▸ **PROBLEM REQUIREMENTS**:
Below are some records. Say in a single number how many of their lines include the word "local".

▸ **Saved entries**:
^^^^^^^^^^^^^^^^

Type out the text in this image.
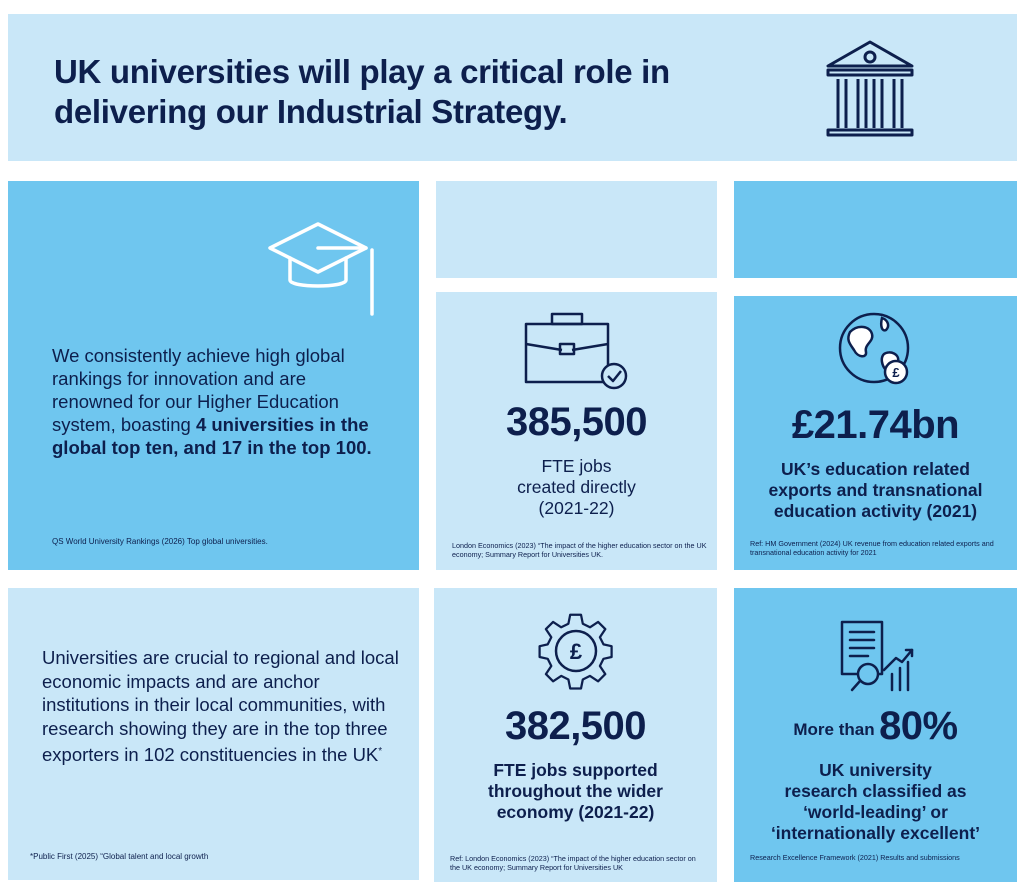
UK universities will play a critical role in delivering our Industrial Strategy.
We consistently achieve high global rankings for innovation and are renowned for our Higher Education system, boasting 4 universities in the global top ten, and 17 in the top 100.
QS World University Rankings (2026) Top global universities.
385,500
FTE jobs
created directly
(2021-22)
London Economics (2023) “The impact of the higher education sector on the UK economy; Summary Report for Universities UK.
£
£21.74bn
UK’s education related
exports and transnational
education activity (2021)
Ref: HM Government (2024) UK revenue from education related exports and transnational education activity for 2021
Universities are crucial to regional and local economic impacts and are anchor institutions in their local communities, with research showing they are in the top three exporters in 102 constituencies in the UK*
*Public First (2025) “Global talent and local growth
£
382,500
FTE jobs supported
throughout the wider
economy (2021-22)
Ref: London Economics (2023) “The impact of the higher education sector on the UK economy; Summary Report for Universities UK
More than 80%
UK university
research classified as
‘world-leading’ or
‘internationally excellent’
Research Excellence Framework (2021) Results and submissions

^^^^^^^^^^^^^^^^

▸ **FULL RESPONSE**:
2